> SHORT TASK
Say how many lines contain the word "Chief" and give no other text.

## begin ENTRIES SHOWN

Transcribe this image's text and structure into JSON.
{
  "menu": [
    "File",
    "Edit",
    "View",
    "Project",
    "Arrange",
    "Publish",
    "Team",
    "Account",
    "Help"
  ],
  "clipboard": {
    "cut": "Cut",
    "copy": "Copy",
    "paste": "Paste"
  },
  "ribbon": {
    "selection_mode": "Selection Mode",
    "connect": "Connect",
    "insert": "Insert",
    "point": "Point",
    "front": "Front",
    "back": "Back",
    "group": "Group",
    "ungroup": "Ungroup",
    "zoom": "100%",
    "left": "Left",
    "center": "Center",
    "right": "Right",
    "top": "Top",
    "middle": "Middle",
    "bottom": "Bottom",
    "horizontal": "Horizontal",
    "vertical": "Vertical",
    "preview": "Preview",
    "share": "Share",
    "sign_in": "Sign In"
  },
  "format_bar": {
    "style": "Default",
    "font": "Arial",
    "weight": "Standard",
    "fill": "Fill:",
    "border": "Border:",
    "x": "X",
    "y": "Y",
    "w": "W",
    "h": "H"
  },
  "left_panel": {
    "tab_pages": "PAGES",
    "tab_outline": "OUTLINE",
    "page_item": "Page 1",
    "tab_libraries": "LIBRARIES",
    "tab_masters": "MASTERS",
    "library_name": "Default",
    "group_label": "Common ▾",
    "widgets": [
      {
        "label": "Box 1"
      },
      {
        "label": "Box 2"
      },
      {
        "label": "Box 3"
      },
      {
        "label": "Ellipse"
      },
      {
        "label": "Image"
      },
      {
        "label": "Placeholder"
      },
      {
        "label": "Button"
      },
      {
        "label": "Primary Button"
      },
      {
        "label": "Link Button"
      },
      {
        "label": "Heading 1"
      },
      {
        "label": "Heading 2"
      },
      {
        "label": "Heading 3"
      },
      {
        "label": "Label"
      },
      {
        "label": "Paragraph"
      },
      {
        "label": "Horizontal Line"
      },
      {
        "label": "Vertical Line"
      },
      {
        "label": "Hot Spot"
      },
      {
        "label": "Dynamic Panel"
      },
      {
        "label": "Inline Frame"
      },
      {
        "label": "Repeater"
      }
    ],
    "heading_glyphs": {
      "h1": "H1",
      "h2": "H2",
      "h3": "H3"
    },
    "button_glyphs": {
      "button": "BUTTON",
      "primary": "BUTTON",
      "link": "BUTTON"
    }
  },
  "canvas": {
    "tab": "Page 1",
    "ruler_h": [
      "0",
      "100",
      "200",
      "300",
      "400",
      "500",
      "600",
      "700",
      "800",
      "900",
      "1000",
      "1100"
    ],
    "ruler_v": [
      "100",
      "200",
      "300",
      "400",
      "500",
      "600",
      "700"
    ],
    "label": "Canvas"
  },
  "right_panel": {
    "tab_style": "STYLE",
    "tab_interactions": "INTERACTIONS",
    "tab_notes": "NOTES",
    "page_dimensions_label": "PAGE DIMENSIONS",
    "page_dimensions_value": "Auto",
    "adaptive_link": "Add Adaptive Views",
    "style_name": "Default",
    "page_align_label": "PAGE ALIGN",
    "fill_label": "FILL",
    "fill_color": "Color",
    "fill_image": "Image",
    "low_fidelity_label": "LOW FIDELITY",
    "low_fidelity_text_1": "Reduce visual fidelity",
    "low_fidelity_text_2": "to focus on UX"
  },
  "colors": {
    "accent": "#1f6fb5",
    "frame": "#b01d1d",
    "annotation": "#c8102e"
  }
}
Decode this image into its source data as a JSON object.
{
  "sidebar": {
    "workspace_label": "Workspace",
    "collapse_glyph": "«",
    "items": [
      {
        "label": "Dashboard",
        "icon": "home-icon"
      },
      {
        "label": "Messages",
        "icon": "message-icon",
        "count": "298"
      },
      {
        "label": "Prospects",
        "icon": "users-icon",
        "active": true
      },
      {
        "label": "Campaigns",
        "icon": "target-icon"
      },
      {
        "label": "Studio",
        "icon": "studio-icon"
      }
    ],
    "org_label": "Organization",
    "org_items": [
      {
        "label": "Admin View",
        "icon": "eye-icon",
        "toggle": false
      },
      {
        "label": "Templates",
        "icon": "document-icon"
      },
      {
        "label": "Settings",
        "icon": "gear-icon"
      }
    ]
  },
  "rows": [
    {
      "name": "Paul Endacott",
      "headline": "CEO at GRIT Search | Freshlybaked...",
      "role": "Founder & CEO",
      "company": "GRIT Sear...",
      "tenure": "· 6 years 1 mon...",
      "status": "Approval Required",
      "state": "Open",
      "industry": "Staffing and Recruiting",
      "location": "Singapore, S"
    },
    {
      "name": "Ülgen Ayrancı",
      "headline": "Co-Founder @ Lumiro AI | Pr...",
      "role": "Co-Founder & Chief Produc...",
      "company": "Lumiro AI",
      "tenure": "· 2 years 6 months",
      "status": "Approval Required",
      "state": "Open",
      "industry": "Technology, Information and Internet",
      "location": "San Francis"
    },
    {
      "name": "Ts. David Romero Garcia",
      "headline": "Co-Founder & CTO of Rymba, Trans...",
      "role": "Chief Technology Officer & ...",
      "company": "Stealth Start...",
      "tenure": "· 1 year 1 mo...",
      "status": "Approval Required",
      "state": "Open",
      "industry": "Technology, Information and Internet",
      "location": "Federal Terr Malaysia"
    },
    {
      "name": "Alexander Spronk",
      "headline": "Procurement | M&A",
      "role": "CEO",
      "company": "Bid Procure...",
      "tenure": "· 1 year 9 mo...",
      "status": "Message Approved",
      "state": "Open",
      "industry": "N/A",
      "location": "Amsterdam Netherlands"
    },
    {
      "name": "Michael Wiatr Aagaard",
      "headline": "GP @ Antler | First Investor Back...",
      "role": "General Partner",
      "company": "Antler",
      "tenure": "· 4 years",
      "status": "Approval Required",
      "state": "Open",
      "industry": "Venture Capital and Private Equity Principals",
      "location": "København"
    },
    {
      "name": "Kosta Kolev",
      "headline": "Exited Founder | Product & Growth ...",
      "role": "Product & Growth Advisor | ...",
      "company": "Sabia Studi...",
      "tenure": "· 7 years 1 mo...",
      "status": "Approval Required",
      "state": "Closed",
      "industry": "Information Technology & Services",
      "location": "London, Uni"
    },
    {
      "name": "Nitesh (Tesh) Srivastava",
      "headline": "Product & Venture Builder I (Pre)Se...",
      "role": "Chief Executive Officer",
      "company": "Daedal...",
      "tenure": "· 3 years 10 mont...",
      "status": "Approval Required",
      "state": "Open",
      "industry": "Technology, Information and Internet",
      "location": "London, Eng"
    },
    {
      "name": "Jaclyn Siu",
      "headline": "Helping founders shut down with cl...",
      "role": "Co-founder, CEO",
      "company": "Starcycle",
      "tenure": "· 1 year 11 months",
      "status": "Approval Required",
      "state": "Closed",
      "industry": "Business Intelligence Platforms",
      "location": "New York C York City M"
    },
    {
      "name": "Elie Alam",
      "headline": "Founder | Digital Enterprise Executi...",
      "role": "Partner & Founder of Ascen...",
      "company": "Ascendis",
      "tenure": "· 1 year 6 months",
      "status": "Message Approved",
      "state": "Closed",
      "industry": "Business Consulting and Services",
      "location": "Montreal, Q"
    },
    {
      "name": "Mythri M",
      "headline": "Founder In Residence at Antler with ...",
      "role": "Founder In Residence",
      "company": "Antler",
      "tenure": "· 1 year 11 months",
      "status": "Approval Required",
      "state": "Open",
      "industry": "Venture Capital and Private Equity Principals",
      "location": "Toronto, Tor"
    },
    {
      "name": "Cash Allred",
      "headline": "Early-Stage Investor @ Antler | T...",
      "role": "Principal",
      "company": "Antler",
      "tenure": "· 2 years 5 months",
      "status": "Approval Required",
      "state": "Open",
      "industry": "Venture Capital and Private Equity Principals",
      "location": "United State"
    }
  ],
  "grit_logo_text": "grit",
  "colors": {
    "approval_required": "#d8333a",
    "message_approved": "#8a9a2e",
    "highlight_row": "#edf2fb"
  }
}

## end ENTRIES SHOWN
## begin ENTRIES SHOWN

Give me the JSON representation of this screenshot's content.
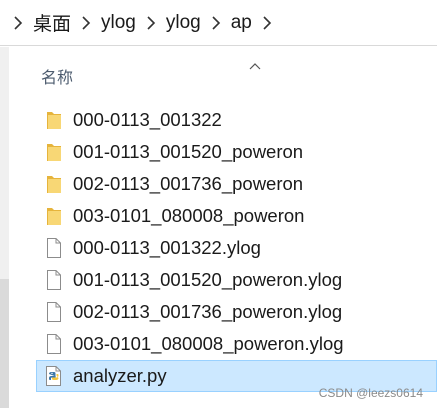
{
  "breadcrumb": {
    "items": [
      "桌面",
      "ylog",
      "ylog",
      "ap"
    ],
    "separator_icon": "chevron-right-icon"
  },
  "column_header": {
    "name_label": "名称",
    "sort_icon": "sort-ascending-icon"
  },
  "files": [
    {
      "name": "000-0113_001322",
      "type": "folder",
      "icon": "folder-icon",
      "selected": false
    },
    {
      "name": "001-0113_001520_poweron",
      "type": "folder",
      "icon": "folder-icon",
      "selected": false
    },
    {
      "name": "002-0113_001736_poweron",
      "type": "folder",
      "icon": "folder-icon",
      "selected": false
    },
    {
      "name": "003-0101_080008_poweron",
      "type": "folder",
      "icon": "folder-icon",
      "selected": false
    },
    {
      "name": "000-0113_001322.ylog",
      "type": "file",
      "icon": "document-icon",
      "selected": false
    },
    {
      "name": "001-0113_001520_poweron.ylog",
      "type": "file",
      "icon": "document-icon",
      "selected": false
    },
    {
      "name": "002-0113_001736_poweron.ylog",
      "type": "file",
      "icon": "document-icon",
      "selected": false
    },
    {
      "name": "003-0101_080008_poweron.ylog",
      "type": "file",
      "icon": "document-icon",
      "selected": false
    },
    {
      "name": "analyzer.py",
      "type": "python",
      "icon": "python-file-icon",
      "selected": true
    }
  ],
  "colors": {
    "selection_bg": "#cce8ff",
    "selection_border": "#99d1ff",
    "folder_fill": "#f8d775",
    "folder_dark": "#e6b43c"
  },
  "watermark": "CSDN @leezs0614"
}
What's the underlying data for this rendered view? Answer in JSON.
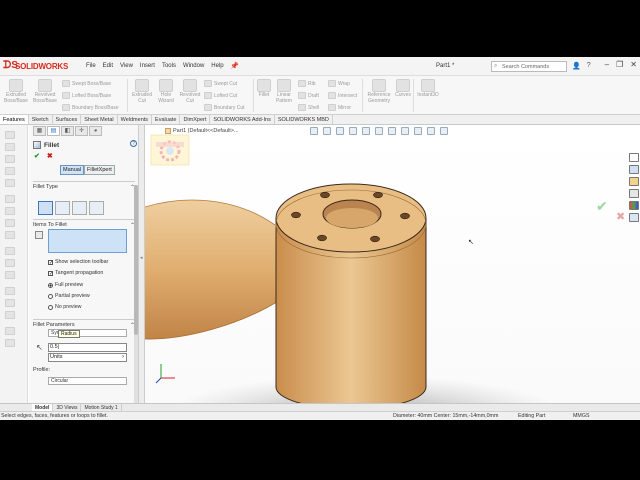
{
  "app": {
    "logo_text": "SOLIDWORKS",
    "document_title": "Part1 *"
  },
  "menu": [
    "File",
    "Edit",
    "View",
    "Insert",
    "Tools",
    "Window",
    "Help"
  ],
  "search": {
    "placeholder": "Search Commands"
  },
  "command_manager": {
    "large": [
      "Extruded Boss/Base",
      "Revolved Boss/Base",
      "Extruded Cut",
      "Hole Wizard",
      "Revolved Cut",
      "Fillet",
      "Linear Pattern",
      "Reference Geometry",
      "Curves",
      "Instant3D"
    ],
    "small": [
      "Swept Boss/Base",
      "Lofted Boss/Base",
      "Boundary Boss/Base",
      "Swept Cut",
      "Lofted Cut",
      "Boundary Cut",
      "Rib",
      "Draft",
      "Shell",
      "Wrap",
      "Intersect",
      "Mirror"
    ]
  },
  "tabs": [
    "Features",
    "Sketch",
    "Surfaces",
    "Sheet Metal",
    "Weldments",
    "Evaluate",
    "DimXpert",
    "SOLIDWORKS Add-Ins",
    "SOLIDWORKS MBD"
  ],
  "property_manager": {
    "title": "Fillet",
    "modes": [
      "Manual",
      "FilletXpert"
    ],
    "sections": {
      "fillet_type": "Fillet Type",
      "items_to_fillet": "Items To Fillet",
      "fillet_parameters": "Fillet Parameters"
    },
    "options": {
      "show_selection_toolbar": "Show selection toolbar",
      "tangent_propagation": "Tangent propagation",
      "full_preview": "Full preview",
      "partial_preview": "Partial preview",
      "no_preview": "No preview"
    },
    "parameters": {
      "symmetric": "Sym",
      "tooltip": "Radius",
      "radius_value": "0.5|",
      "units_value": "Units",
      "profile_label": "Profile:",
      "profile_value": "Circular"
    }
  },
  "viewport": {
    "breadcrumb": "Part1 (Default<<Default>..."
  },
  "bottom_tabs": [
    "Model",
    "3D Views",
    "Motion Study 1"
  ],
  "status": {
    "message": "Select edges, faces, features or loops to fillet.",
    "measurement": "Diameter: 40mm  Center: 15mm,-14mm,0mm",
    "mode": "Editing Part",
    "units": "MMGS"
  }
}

## end ENTRIES SHOWN

> COMPLETE OUTPUT
3